Data listing
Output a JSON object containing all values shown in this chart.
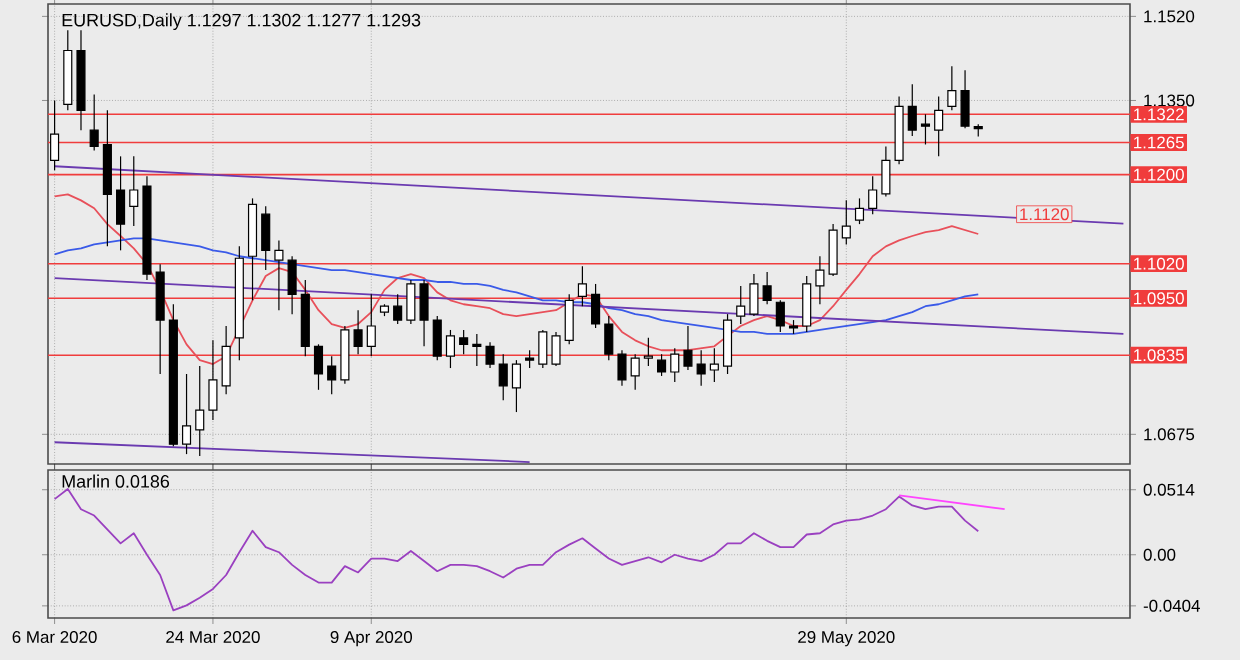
{
  "chart_data": [
    {
      "type": "candlestick",
      "title": "EURUSD,Daily 1.1297 1.1302 1.1277 1.1293",
      "categories": [
        null,
        null,
        null,
        null,
        null,
        null,
        null,
        null,
        null,
        null,
        null,
        null,
        null,
        null,
        null,
        null,
        null,
        null,
        null,
        null,
        null,
        null,
        null,
        null,
        null,
        null,
        null,
        null,
        null,
        null,
        null,
        null,
        null,
        null,
        null,
        null,
        null,
        null,
        null,
        null,
        null,
        null,
        null,
        null,
        null,
        null,
        null,
        null,
        null,
        null,
        null,
        null,
        null,
        null,
        null,
        null,
        null,
        null,
        null,
        null,
        null,
        null,
        null,
        null,
        null,
        null,
        null,
        null,
        null,
        null,
        null,
        null,
        null,
        null,
        null,
        null,
        null,
        null,
        null,
        null,
        null,
        null
      ],
      "ohlc": [
        [
          1.1229,
          1.135,
          1.1209,
          1.1282
        ],
        [
          1.1342,
          1.1492,
          1.133,
          1.1451
        ],
        [
          1.1451,
          1.1492,
          1.129,
          1.133
        ],
        [
          1.129,
          1.1362,
          1.1249,
          1.1257
        ],
        [
          1.1261,
          1.133,
          1.1055,
          1.116
        ],
        [
          1.1169,
          1.1237,
          1.1047,
          1.11
        ],
        [
          1.1136,
          1.1237,
          1.1096,
          1.1169
        ],
        [
          1.1177,
          1.1197,
          1.0987,
          1.0999
        ],
        [
          1.1003,
          1.1019,
          1.0797,
          1.0906
        ],
        [
          1.0906,
          1.0938,
          1.0651,
          1.0655
        ],
        [
          1.0655,
          1.0797,
          1.0635,
          1.0692
        ],
        [
          1.0684,
          1.0813,
          1.0631,
          1.0724
        ],
        [
          1.0724,
          1.0865,
          1.0704,
          1.0785
        ],
        [
          1.0773,
          1.0894,
          1.0756,
          1.0853
        ],
        [
          1.087,
          1.1055,
          1.0825,
          1.1031
        ],
        [
          1.1035,
          1.1152,
          1.0946,
          1.114
        ],
        [
          1.112,
          1.1136,
          1.1007,
          1.1047
        ],
        [
          1.1027,
          1.1067,
          1.0926,
          1.1047
        ],
        [
          1.1027,
          1.1035,
          1.0918,
          1.0958
        ],
        [
          1.0958,
          1.0987,
          1.0833,
          1.0853
        ],
        [
          1.0853,
          1.0857,
          1.0765,
          1.0797
        ],
        [
          1.0813,
          1.0833,
          1.0756,
          1.0785
        ],
        [
          1.0785,
          1.0894,
          1.0777,
          1.0886
        ],
        [
          1.0886,
          1.0926,
          1.0837,
          1.0853
        ],
        [
          1.0853,
          1.0958,
          1.0833,
          1.0894
        ],
        [
          1.0922,
          1.0938,
          1.0914,
          1.0934
        ],
        [
          1.0934,
          1.0958,
          1.0898,
          1.0906
        ],
        [
          1.0906,
          1.0987,
          1.0898,
          1.0979
        ],
        [
          1.0979,
          1.0987,
          1.0853,
          1.0906
        ],
        [
          1.0906,
          1.0914,
          1.0825,
          1.0833
        ],
        [
          1.0833,
          1.0886,
          1.0809,
          1.0874
        ],
        [
          1.087,
          1.0886,
          1.0837,
          1.0857
        ],
        [
          1.0857,
          1.0878,
          1.0813,
          1.0853
        ],
        [
          1.0853,
          1.0861,
          1.0809,
          1.0817
        ],
        [
          1.0817,
          1.0837,
          1.0744,
          1.0773
        ],
        [
          1.0769,
          1.0825,
          1.072,
          1.0817
        ],
        [
          1.0829,
          1.0845,
          1.0809,
          1.0825
        ],
        [
          1.0817,
          1.0886,
          1.0809,
          1.0882
        ],
        [
          1.0817,
          1.0882,
          1.0813,
          1.0874
        ],
        [
          1.0865,
          1.0958,
          1.0857,
          1.0946
        ],
        [
          1.0954,
          1.1015,
          1.0934,
          1.0979
        ],
        [
          1.0958,
          1.0979,
          1.089,
          1.0898
        ],
        [
          1.0898,
          1.0914,
          1.0825,
          1.0837
        ],
        [
          1.0837,
          1.0845,
          1.0773,
          1.0785
        ],
        [
          1.0793,
          1.0837,
          1.0765,
          1.0829
        ],
        [
          1.0829,
          1.087,
          1.0813,
          1.0833
        ],
        [
          1.0825,
          1.0837,
          1.0793,
          1.0801
        ],
        [
          1.0801,
          1.0849,
          1.0781,
          1.0837
        ],
        [
          1.0845,
          1.0894,
          1.0805,
          1.0813
        ],
        [
          1.0817,
          1.0845,
          1.0773,
          1.0797
        ],
        [
          1.0805,
          1.0849,
          1.0781,
          1.0817
        ],
        [
          1.0813,
          1.0918,
          1.0797,
          1.0906
        ],
        [
          1.0914,
          1.0975,
          1.0898,
          1.0934
        ],
        [
          1.0918,
          1.0999,
          1.0914,
          1.0979
        ],
        [
          1.0975,
          1.1003,
          1.0938,
          1.0946
        ],
        [
          1.0942,
          1.0946,
          1.0882,
          1.0894
        ],
        [
          1.0894,
          1.0906,
          1.0878,
          1.089
        ],
        [
          1.0894,
          1.0995,
          1.0882,
          1.0979
        ],
        [
          1.0975,
          1.1035,
          1.0938,
          1.1007
        ],
        [
          1.0999,
          1.11,
          1.0995,
          1.1088
        ],
        [
          1.1072,
          1.1148,
          1.1059,
          1.1096
        ],
        [
          1.1108,
          1.1152,
          1.11,
          1.1132
        ],
        [
          1.1132,
          1.1197,
          1.112,
          1.1169
        ],
        [
          1.1161,
          1.1257,
          1.1156,
          1.1229
        ],
        [
          1.1229,
          1.1358,
          1.1221,
          1.1338
        ],
        [
          1.1338,
          1.1383,
          1.1278,
          1.129
        ],
        [
          1.1302,
          1.1322,
          1.1261,
          1.1298
        ],
        [
          1.129,
          1.1358,
          1.1237,
          1.133
        ],
        [
          1.1338,
          1.1419,
          1.133,
          1.137
        ],
        [
          1.137,
          1.1411,
          1.1294,
          1.1298
        ],
        [
          1.1297,
          1.1302,
          1.1277,
          1.1293
        ],
        null,
        null,
        null,
        null,
        null,
        null,
        null,
        null,
        null,
        null,
        null
      ],
      "series": [
        {
          "type": "line",
          "color": "#e8505a",
          "values": [
            1.1156,
            1.116,
            1.1148,
            1.1132,
            1.11,
            1.1076,
            1.1051,
            1.1019,
            1.0967,
            1.0906,
            1.0857,
            1.0825,
            1.0817,
            1.0833,
            null,
            1.0946,
            1.0995,
            1.1011,
            1.1003,
            1.0967,
            1.0926,
            1.0898,
            1.089,
            1.0898,
            1.0922,
            1.0967,
            1.0991,
            1.0999,
            1.0991,
            1.0962,
            1.0946,
            1.0938,
            1.0934,
            1.093,
            1.0918,
            1.0914,
            1.0918,
            1.0922,
            1.0926,
            1.0942,
            1.0958,
            1.0954,
            1.0914,
            1.0882,
            1.0865,
            1.0853,
            1.0845,
            1.0845,
            1.0845,
            1.0849,
            1.0853,
            1.0874,
            1.0894,
            1.0906,
            1.0914,
            1.0906,
            1.0894,
            1.0894,
            1.0906,
            1.0934,
            1.0967,
            1.0999,
            1.1035,
            1.1055,
            1.1067,
            1.1076,
            1.1084,
            1.1088,
            1.1096,
            1.1088,
            1.108,
            null,
            null,
            null,
            null,
            null,
            null,
            null,
            null,
            null,
            null,
            null
          ]
        },
        {
          "type": "line",
          "color": "#3a5ae8",
          "values": [
            1.1039,
            1.1047,
            1.1051,
            1.1059,
            1.1063,
            1.1067,
            1.1071,
            1.1071,
            1.1067,
            1.1063,
            1.1059,
            1.1055,
            1.1047,
            1.1043,
            1.1035,
            1.1031,
            1.1027,
            1.1023,
            1.1019,
            1.1015,
            1.1011,
            1.1007,
            1.1007,
            1.1003,
            1.0999,
            1.0995,
            1.0991,
            1.0987,
            1.0987,
            1.0983,
            1.0983,
            1.0979,
            1.0979,
            1.0975,
            1.0967,
            1.0962,
            1.0954,
            1.0946,
            1.0946,
            1.0942,
            1.0942,
            1.0938,
            1.093,
            1.0926,
            1.0918,
            1.0914,
            1.0906,
            1.0902,
            1.0898,
            1.0894,
            1.089,
            1.0886,
            1.0882,
            1.0882,
            1.0878,
            1.0878,
            1.0878,
            1.0882,
            1.0886,
            1.089,
            1.0894,
            1.0898,
            1.0902,
            1.0906,
            1.0914,
            1.0922,
            1.0934,
            1.0938,
            1.0946,
            1.0954,
            1.0958,
            null,
            null,
            null,
            null,
            null,
            null,
            null,
            null,
            null,
            null,
            null
          ]
        },
        {
          "type": "line",
          "color": "#6a3ab0",
          "values": [
            1.1217,
            null,
            null,
            null,
            null,
            null,
            null,
            null,
            null,
            null,
            null,
            null,
            null,
            null,
            null,
            null,
            null,
            null,
            null,
            null,
            null,
            null,
            null,
            null,
            null,
            null,
            null,
            null,
            null,
            null,
            null,
            null,
            null,
            null,
            null,
            null,
            null,
            null,
            null,
            null,
            null,
            null,
            null,
            null,
            null,
            null,
            null,
            null,
            null,
            null,
            null,
            null,
            null,
            null,
            null,
            null,
            null,
            null,
            null,
            null,
            null,
            null,
            null,
            null,
            null,
            null,
            null,
            null,
            null,
            null,
            null,
            null,
            null,
            null,
            null,
            null,
            null,
            null,
            null,
            null,
            null,
            1.1101
          ]
        },
        {
          "type": "line",
          "color": "#6a3ab0",
          "values": [
            1.0991,
            null,
            null,
            null,
            null,
            null,
            null,
            null,
            null,
            null,
            null,
            null,
            null,
            null,
            null,
            null,
            null,
            null,
            null,
            null,
            null,
            null,
            null,
            null,
            null,
            null,
            null,
            null,
            null,
            null,
            null,
            null,
            null,
            null,
            null,
            null,
            null,
            null,
            null,
            null,
            null,
            null,
            null,
            null,
            null,
            null,
            null,
            null,
            null,
            null,
            null,
            null,
            null,
            null,
            null,
            null,
            null,
            null,
            null,
            null,
            null,
            null,
            null,
            null,
            null,
            null,
            null,
            null,
            null,
            null,
            null,
            null,
            null,
            null,
            null,
            null,
            null,
            null,
            null,
            null,
            null,
            1.0878
          ]
        },
        {
          "type": "line",
          "color": "#6a3ab0",
          "values": [
            1.0659,
            null,
            null,
            null,
            null,
            null,
            null,
            null,
            null,
            null,
            null,
            null,
            null,
            null,
            null,
            null,
            null,
            null,
            null,
            null,
            null,
            null,
            null,
            null,
            null,
            null,
            null,
            null,
            null,
            null,
            null,
            null,
            null,
            null,
            null,
            null,
            1.0619,
            null,
            null,
            null,
            null,
            null,
            null,
            null,
            null,
            null,
            null,
            null,
            null,
            null,
            null,
            null,
            null,
            null,
            null,
            null,
            null,
            null,
            null,
            null,
            null,
            null,
            null,
            null,
            null,
            null,
            null,
            null,
            null,
            null,
            null,
            null,
            null,
            null,
            null,
            null,
            null,
            null,
            null,
            null,
            null,
            null
          ]
        }
      ],
      "ylim": [
        1.0615,
        1.1545
      ],
      "yticks": [
        {
          "value": 1.152,
          "label": "1.1520"
        },
        {
          "value": 1.135,
          "label": "1.1350"
        },
        1.0675
      ],
      "ref_lines": [
        {
          "axis": "y",
          "value": 1.1322,
          "label": "1.1322",
          "color": "#f03c3c"
        },
        {
          "axis": "y",
          "value": 1.1265,
          "label": "1.1265",
          "color": "#f03c3c"
        },
        {
          "axis": "y",
          "value": 1.12,
          "label": "1.1200",
          "color": "#f03c3c"
        },
        {
          "axis": "y",
          "value": 1.102,
          "label": "1.1020",
          "color": "#f03c3c"
        },
        {
          "axis": "y",
          "value": 1.095,
          "label": "1.0950",
          "color": "#f03c3c"
        },
        {
          "axis": "y",
          "value": 1.0835,
          "label": "1.0835",
          "color": "#f03c3c"
        }
      ],
      "annotations": [
        {
          "text": "1.1120",
          "y": 1.112
        }
      ],
      "grid": true,
      "tick_labels": "y"
    },
    {
      "type": "line",
      "title": "Marlin 0.0186",
      "categories": [
        "6 Mar 2020",
        null,
        null,
        null,
        null,
        null,
        null,
        null,
        null,
        null,
        null,
        null,
        "24 Mar 2020",
        null,
        null,
        null,
        null,
        null,
        null,
        null,
        null,
        null,
        null,
        null,
        "9 Apr 2020",
        null,
        null,
        null,
        null,
        null,
        null,
        null,
        null,
        null,
        null,
        null,
        null,
        null,
        null,
        null,
        null,
        null,
        null,
        null,
        null,
        null,
        null,
        null,
        null,
        null,
        null,
        null,
        null,
        null,
        null,
        null,
        null,
        null,
        null,
        null,
        "29 May 2020",
        null,
        null,
        null,
        null,
        null,
        null,
        null,
        null,
        null,
        null,
        null,
        null,
        null,
        null,
        null,
        null,
        null,
        null,
        null,
        null,
        null
      ],
      "series": [
        {
          "color": "#9a40c0",
          "values": [
            0.044,
            0.052,
            0.036,
            0.031,
            0.02,
            0.009,
            0.017,
            0.0,
            -0.016,
            -0.044,
            -0.04,
            -0.034,
            -0.027,
            -0.016,
            0.002,
            0.019,
            0.006,
            0.002,
            -0.008,
            -0.016,
            -0.022,
            -0.022,
            -0.009,
            -0.014,
            -0.003,
            -0.003,
            -0.005,
            0.003,
            -0.005,
            -0.013,
            -0.008,
            -0.008,
            -0.009,
            -0.013,
            -0.018,
            -0.011,
            -0.008,
            -0.008,
            0.002,
            0.008,
            0.013,
            0.005,
            -0.003,
            -0.008,
            -0.005,
            -0.002,
            -0.006,
            0.0,
            -0.003,
            -0.005,
            0.0,
            0.009,
            0.009,
            0.017,
            0.011,
            0.006,
            0.006,
            0.016,
            0.017,
            0.024,
            0.027,
            0.028,
            0.031,
            0.036,
            0.046,
            0.039,
            0.036,
            0.038,
            0.038,
            0.027,
            0.0186,
            null,
            null,
            null,
            null,
            null,
            null,
            null,
            null,
            null,
            null,
            null
          ]
        },
        {
          "color": "#ff44ff",
          "values": [
            null,
            null,
            null,
            null,
            null,
            null,
            null,
            null,
            null,
            null,
            null,
            null,
            null,
            null,
            null,
            null,
            null,
            null,
            null,
            null,
            null,
            null,
            null,
            null,
            null,
            null,
            null,
            null,
            null,
            null,
            null,
            null,
            null,
            null,
            null,
            null,
            null,
            null,
            null,
            null,
            null,
            null,
            null,
            null,
            null,
            null,
            null,
            null,
            null,
            null,
            null,
            null,
            null,
            null,
            null,
            null,
            null,
            null,
            null,
            null,
            null,
            null,
            null,
            null,
            0.047,
            null,
            null,
            null,
            null,
            null,
            null,
            null,
            0.036,
            null,
            null,
            null,
            null,
            null,
            null,
            null,
            null,
            null
          ]
        }
      ],
      "ylim": [
        -0.05,
        0.067
      ],
      "yticks": [
        0.0514,
        {
          "value": 0,
          "label": "0.00"
        },
        -0.0404
      ],
      "grid": true
    }
  ]
}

**TASK OBJECTIVE:**
Show every line in the entries where the string "title" occurs.

**WORKED ANSWER:**
      "title": "EURUSD,Daily 1.1297 1.1302 1.1277 1.1293",
      "title": "Marlin 0.0186",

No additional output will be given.